START DATA LISTING

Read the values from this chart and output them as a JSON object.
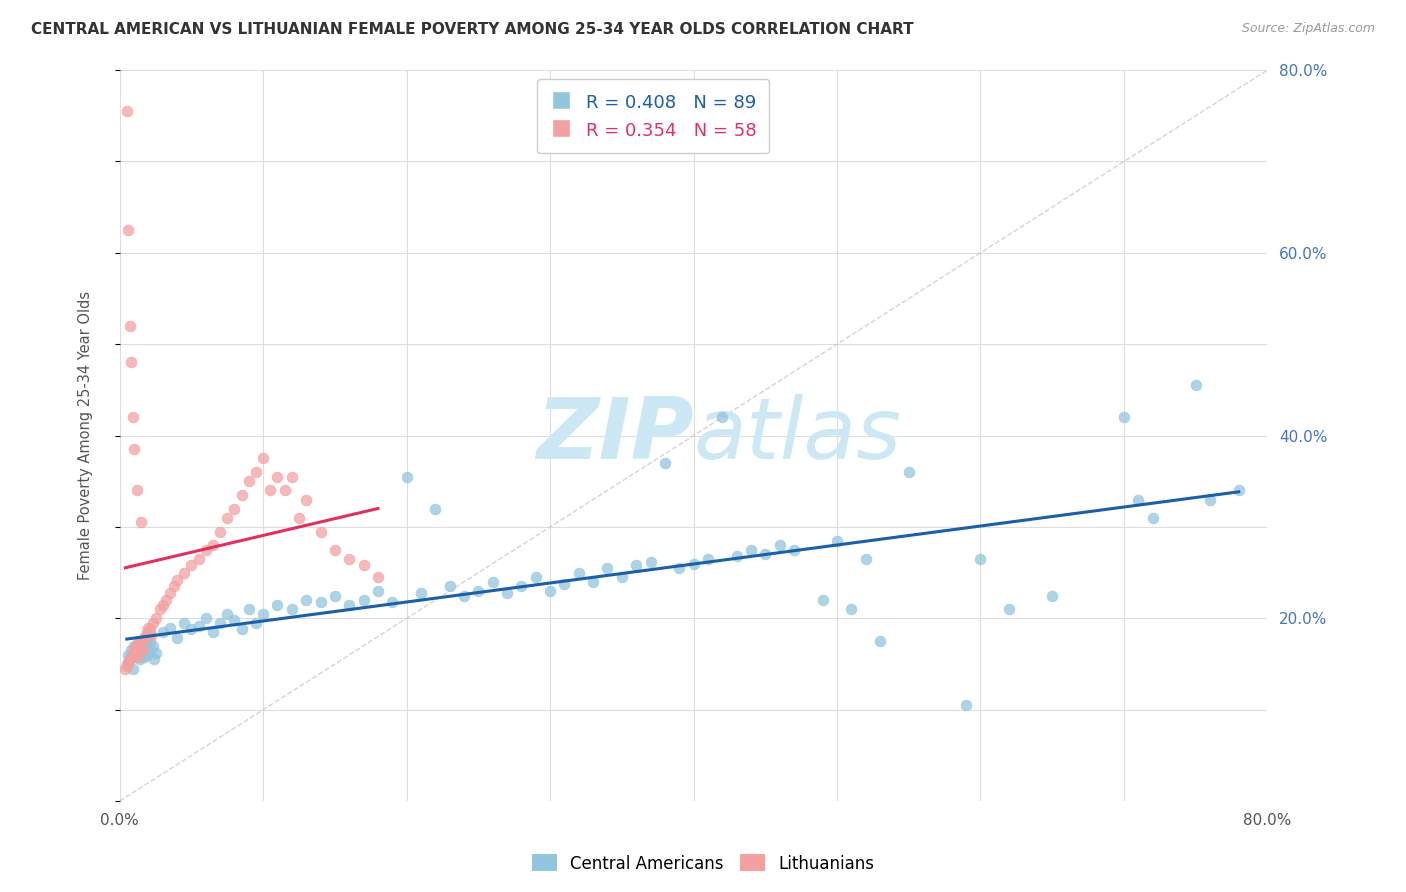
{
  "title": "CENTRAL AMERICAN VS LITHUANIAN FEMALE POVERTY AMONG 25-34 YEAR OLDS CORRELATION CHART",
  "source": "Source: ZipAtlas.com",
  "ylabel": "Female Poverty Among 25-34 Year Olds",
  "xlim": [
    0.0,
    0.8
  ],
  "ylim": [
    0.0,
    0.8
  ],
  "blue_R": 0.408,
  "blue_N": 89,
  "pink_R": 0.354,
  "pink_N": 58,
  "blue_color": "#92c5de",
  "pink_color": "#f4a0a0",
  "blue_line_color": "#1a5fa8",
  "pink_line_color": "#e03060",
  "legend_blue_color": "#1a5fa8",
  "legend_pink_color": "#e03060",
  "watermark_color": "#cde8f5",
  "background_color": "#ffffff",
  "grid_color": "#dddddd",
  "right_ytick_labels": [
    "20.0%",
    "40.0%",
    "60.0%",
    "80.0%"
  ],
  "right_ytick_positions": [
    0.2,
    0.4,
    0.6,
    0.8
  ],
  "xtick_labels": [
    "0.0%",
    "",
    "",
    "",
    "",
    "",
    "",
    "",
    "80.0%"
  ],
  "xtick_positions": [
    0.0,
    0.1,
    0.2,
    0.3,
    0.4,
    0.5,
    0.6,
    0.7,
    0.8
  ],
  "blue_scatter_x": [
    0.005,
    0.006,
    0.007,
    0.008,
    0.009,
    0.01,
    0.011,
    0.012,
    0.013,
    0.014,
    0.015,
    0.016,
    0.017,
    0.018,
    0.019,
    0.02,
    0.021,
    0.022,
    0.023,
    0.024,
    0.025,
    0.03,
    0.035,
    0.04,
    0.045,
    0.05,
    0.055,
    0.06,
    0.065,
    0.07,
    0.075,
    0.08,
    0.085,
    0.09,
    0.095,
    0.1,
    0.11,
    0.12,
    0.13,
    0.14,
    0.15,
    0.16,
    0.17,
    0.18,
    0.19,
    0.2,
    0.21,
    0.22,
    0.23,
    0.24,
    0.25,
    0.26,
    0.27,
    0.28,
    0.29,
    0.3,
    0.31,
    0.32,
    0.33,
    0.34,
    0.35,
    0.36,
    0.37,
    0.38,
    0.39,
    0.4,
    0.41,
    0.42,
    0.43,
    0.44,
    0.45,
    0.46,
    0.47,
    0.49,
    0.5,
    0.51,
    0.52,
    0.53,
    0.55,
    0.59,
    0.6,
    0.62,
    0.65,
    0.7,
    0.71,
    0.72,
    0.75,
    0.76,
    0.78
  ],
  "blue_scatter_y": [
    0.15,
    0.16,
    0.155,
    0.165,
    0.145,
    0.17,
    0.158,
    0.162,
    0.168,
    0.155,
    0.172,
    0.165,
    0.158,
    0.175,
    0.16,
    0.18,
    0.175,
    0.165,
    0.17,
    0.155,
    0.162,
    0.185,
    0.19,
    0.178,
    0.195,
    0.188,
    0.192,
    0.2,
    0.185,
    0.195,
    0.205,
    0.198,
    0.188,
    0.21,
    0.195,
    0.205,
    0.215,
    0.21,
    0.22,
    0.218,
    0.225,
    0.215,
    0.22,
    0.23,
    0.218,
    0.355,
    0.228,
    0.32,
    0.235,
    0.225,
    0.23,
    0.24,
    0.228,
    0.235,
    0.245,
    0.23,
    0.238,
    0.25,
    0.24,
    0.255,
    0.245,
    0.258,
    0.262,
    0.37,
    0.255,
    0.26,
    0.265,
    0.42,
    0.268,
    0.275,
    0.27,
    0.28,
    0.275,
    0.22,
    0.285,
    0.21,
    0.265,
    0.175,
    0.36,
    0.105,
    0.265,
    0.21,
    0.225,
    0.42,
    0.33,
    0.31,
    0.455,
    0.33,
    0.34
  ],
  "pink_scatter_x": [
    0.004,
    0.005,
    0.006,
    0.007,
    0.008,
    0.009,
    0.01,
    0.011,
    0.012,
    0.013,
    0.014,
    0.015,
    0.016,
    0.017,
    0.018,
    0.019,
    0.02,
    0.021,
    0.022,
    0.023,
    0.025,
    0.028,
    0.03,
    0.032,
    0.035,
    0.038,
    0.04,
    0.045,
    0.05,
    0.055,
    0.06,
    0.065,
    0.07,
    0.075,
    0.08,
    0.085,
    0.09,
    0.095,
    0.1,
    0.105,
    0.11,
    0.115,
    0.12,
    0.125,
    0.13,
    0.14,
    0.15,
    0.16,
    0.17,
    0.18,
    0.005,
    0.006,
    0.007,
    0.008,
    0.009,
    0.01,
    0.012,
    0.015
  ],
  "pink_scatter_y": [
    0.145,
    0.148,
    0.152,
    0.155,
    0.158,
    0.162,
    0.165,
    0.168,
    0.172,
    0.158,
    0.175,
    0.17,
    0.165,
    0.178,
    0.18,
    0.185,
    0.19,
    0.188,
    0.182,
    0.195,
    0.2,
    0.21,
    0.215,
    0.22,
    0.228,
    0.235,
    0.242,
    0.25,
    0.258,
    0.265,
    0.275,
    0.28,
    0.295,
    0.31,
    0.32,
    0.335,
    0.35,
    0.36,
    0.375,
    0.34,
    0.355,
    0.34,
    0.355,
    0.31,
    0.33,
    0.295,
    0.275,
    0.265,
    0.258,
    0.245,
    0.755,
    0.625,
    0.52,
    0.48,
    0.42,
    0.385,
    0.34,
    0.305
  ]
}
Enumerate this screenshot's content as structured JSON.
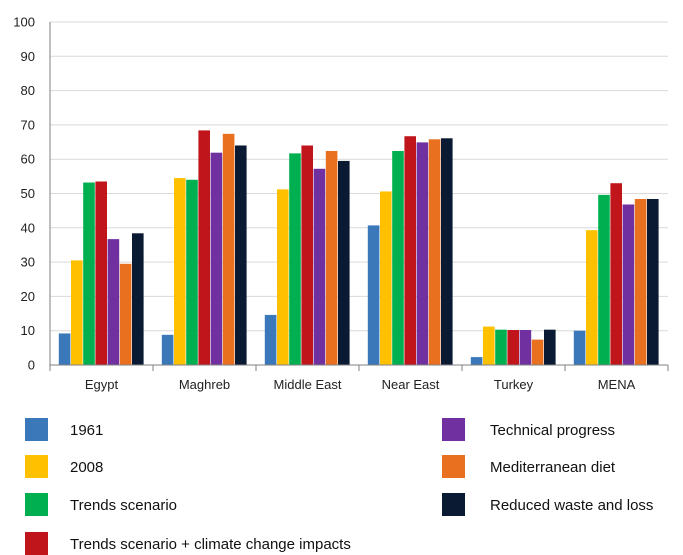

END DATA LISTING

Select and copy every line of the listing with the word "this".

Read the values from this chart and output them as a JSON object.
Enumerate this screenshot's content as structured JSON.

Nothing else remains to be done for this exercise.